TO DO -
Transcribe the listing verbatim. Do not carry over any pictures.

Saved entries:
:::::

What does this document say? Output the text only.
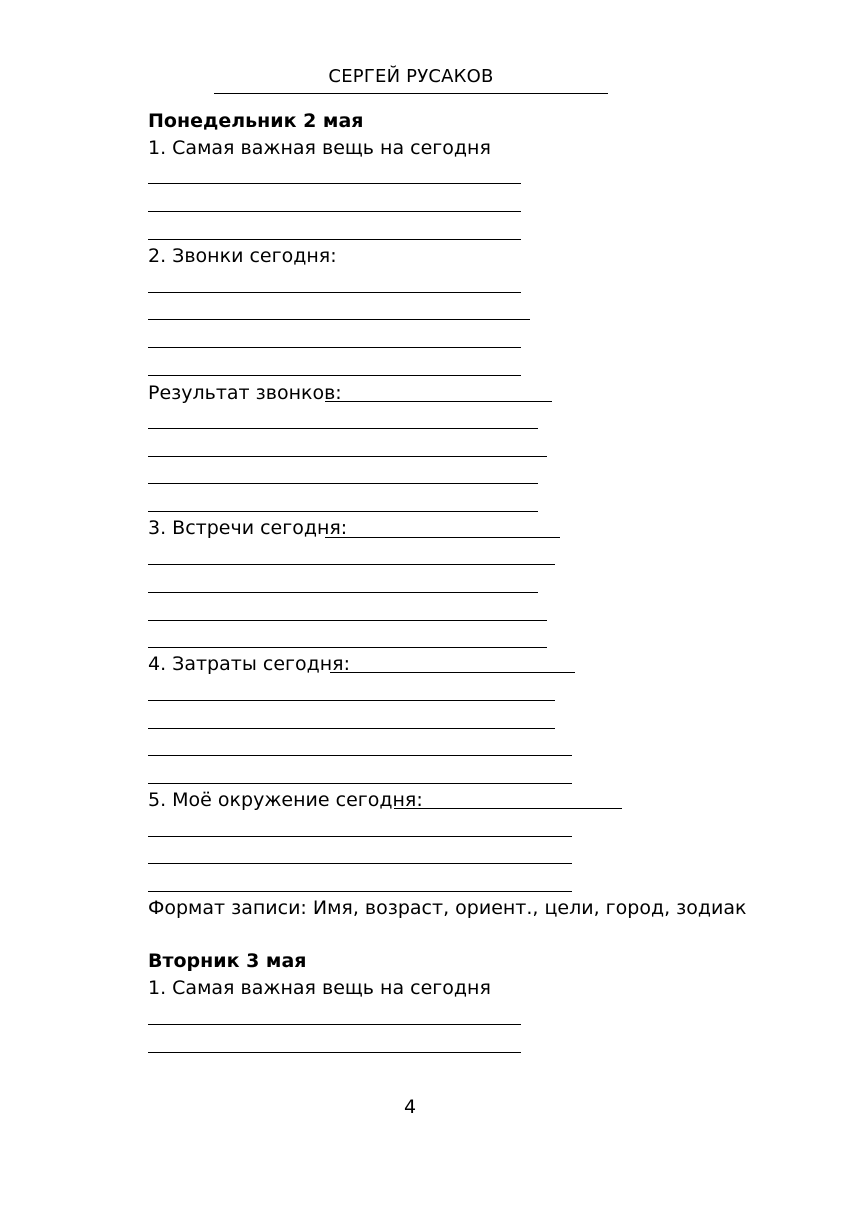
СЕРГЕЙ РУСАКОВ
Понедельник 2 мая
1. Самая важная вещь на сегодня
2. Звонки сегодня:
Результат звонков:
3. Встречи сегодня:
4. Затраты сегодня:
5. Моё окружение сегодня:
Формат записи: Имя, возраст, ориент., цели, город, зодиак
Вторник 3 мая
1. Самая важная вещь на сегодня
4
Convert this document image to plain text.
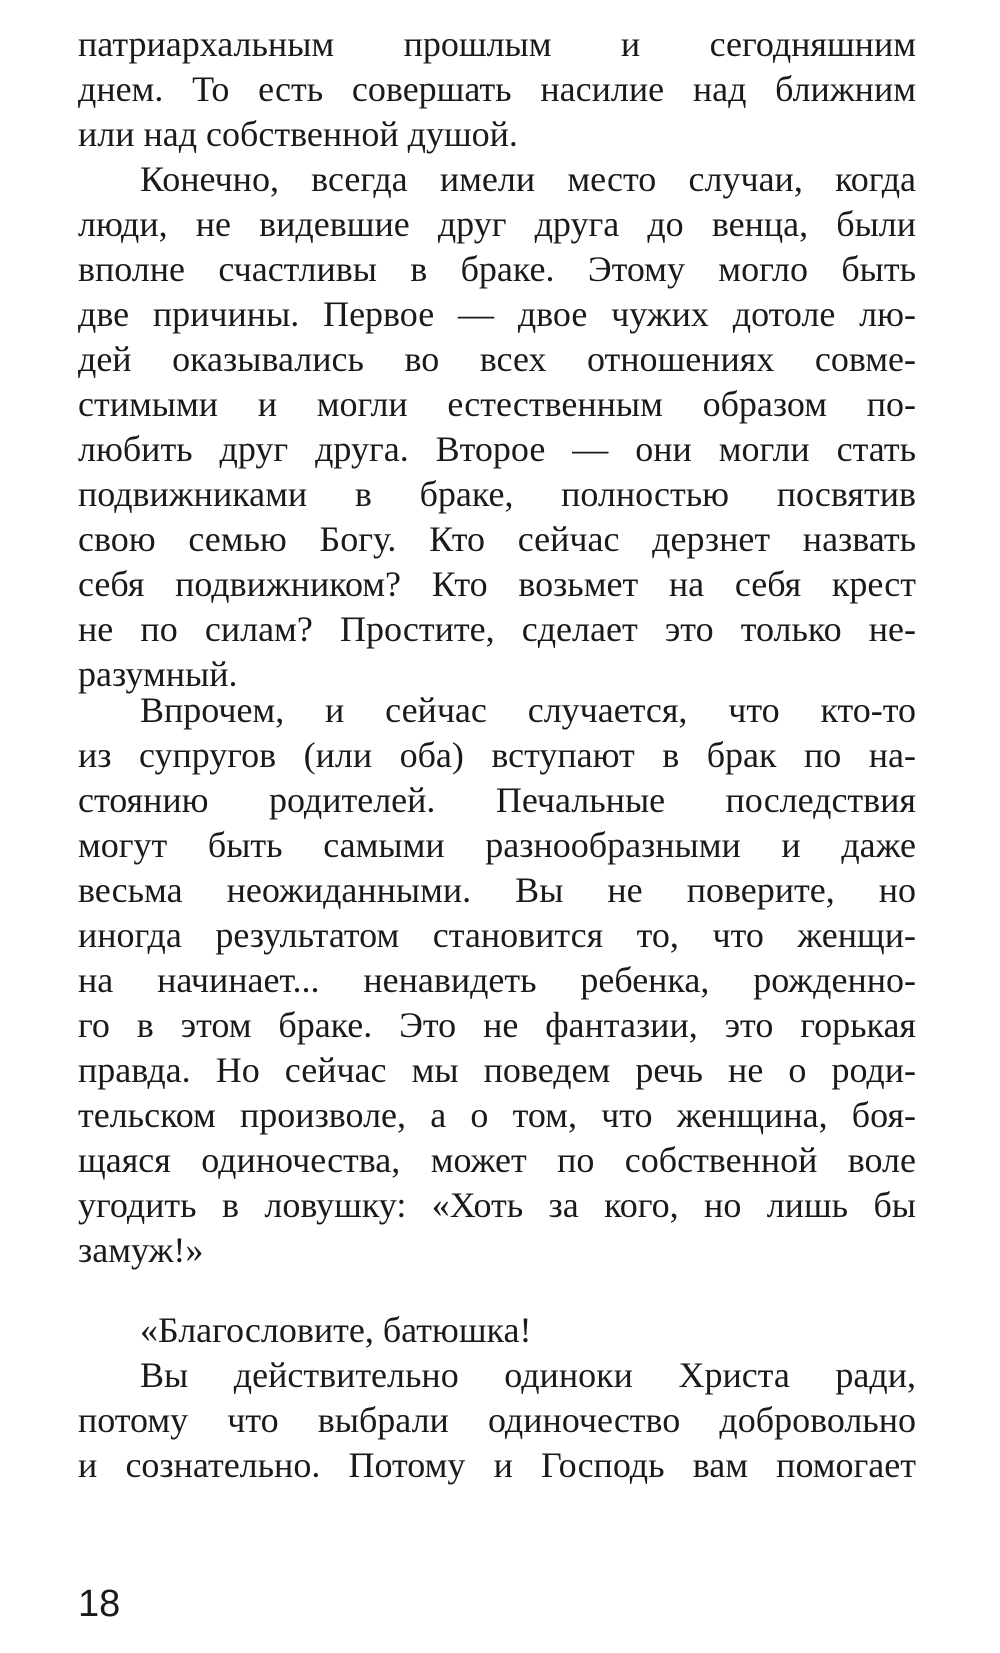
патриархальным прошлым и сегодняшним
днем. То есть совершать насилие над ближним
или над собственной душой.
Конечно, всегда имели место случаи, когда
люди, не видевшие друг друга до венца, были
вполне счастливы в браке. Этому могло быть
две причины. Первое — двое чужих дотоле лю-
дей оказывались во всех отношениях совме-
стимыми и могли естественным образом по-
любить друг друга. Второе — они могли стать
подвижниками в браке, полностью посвятив
свою семью Богу. Кто сейчас дерзнет назвать
себя подвижником? Кто возьмет на себя крест
не по силам? Простите, сделает это только не-
разумный.
Впрочем, и сейчас случается, что кто-то
из супругов (или оба) вступают в брак по на-
стоянию родителей. Печальные последствия
могут быть самыми разнообразными и даже
весьма неожиданными. Вы не поверите, но
иногда результатом становится то, что женщи-
на начинает... ненавидеть ребенка, рожденно-
го в этом браке. Это не фантазии, это горькая
правда. Но сейчас мы поведем речь не о роди-
тельском произволе, а о том, что женщина, боя-
щаяся одиночества, может по собственной воле
угодить в ловушку: «Хоть за кого, но лишь бы
замуж!»
«Благословите, батюшка!
Вы действительно одиноки Христа ради,
потому что выбрали одиночество добровольно
и сознательно. Потому и Господь вам помогает
18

:::::

TASK RESULT -
What does this document say? Output the text only.
СЕРГЕЙ РУСАКОВ
Понедельник 2 мая
1. Самая важная вещь на сегодня
2. Звонки сегодня:
Результат звонков:
3. Встречи сегодня:
4. Затраты сегодня:
5. Моё окружение сегодня:
Формат записи: Имя, возраст, ориент., цели, город, зодиак
Вторник 3 мая
1. Самая важная вещь на сегодня
4
Convert this document image to plain text.
патриархальным прошлым и сегодняшним
днем. То есть совершать насилие над ближним
или над собственной душой.
Конечно, всегда имели место случаи, когда
люди, не видевшие друг друга до венца, были
вполне счастливы в браке. Этому могло быть
две причины. Первое — двое чужих дотоле лю-
дей оказывались во всех отношениях совме-
стимыми и могли естественным образом по-
любить друг друга. Второе — они могли стать
подвижниками в браке, полностью посвятив
свою семью Богу. Кто сейчас дерзнет назвать
себя подвижником? Кто возьмет на себя крест
не по силам? Простите, сделает это только не-
разумный.
Впрочем, и сейчас случается, что кто-то
из супругов (или оба) вступают в брак по на-
стоянию родителей. Печальные последствия
могут быть самыми разнообразными и даже
весьма неожиданными. Вы не поверите, но
иногда результатом становится то, что женщи-
на начинает... ненавидеть ребенка, рожденно-
го в этом браке. Это не фантазии, это горькая
правда. Но сейчас мы поведем речь не о роди-
тельском произволе, а о том, что женщина, боя-
щаяся одиночества, может по собственной воле
угодить в ловушку: «Хоть за кого, но лишь бы
замуж!»
«Благословите, батюшка!
Вы действительно одиноки Христа ради,
потому что выбрали одиночество добровольно
и сознательно. Потому и Господь вам помогает
18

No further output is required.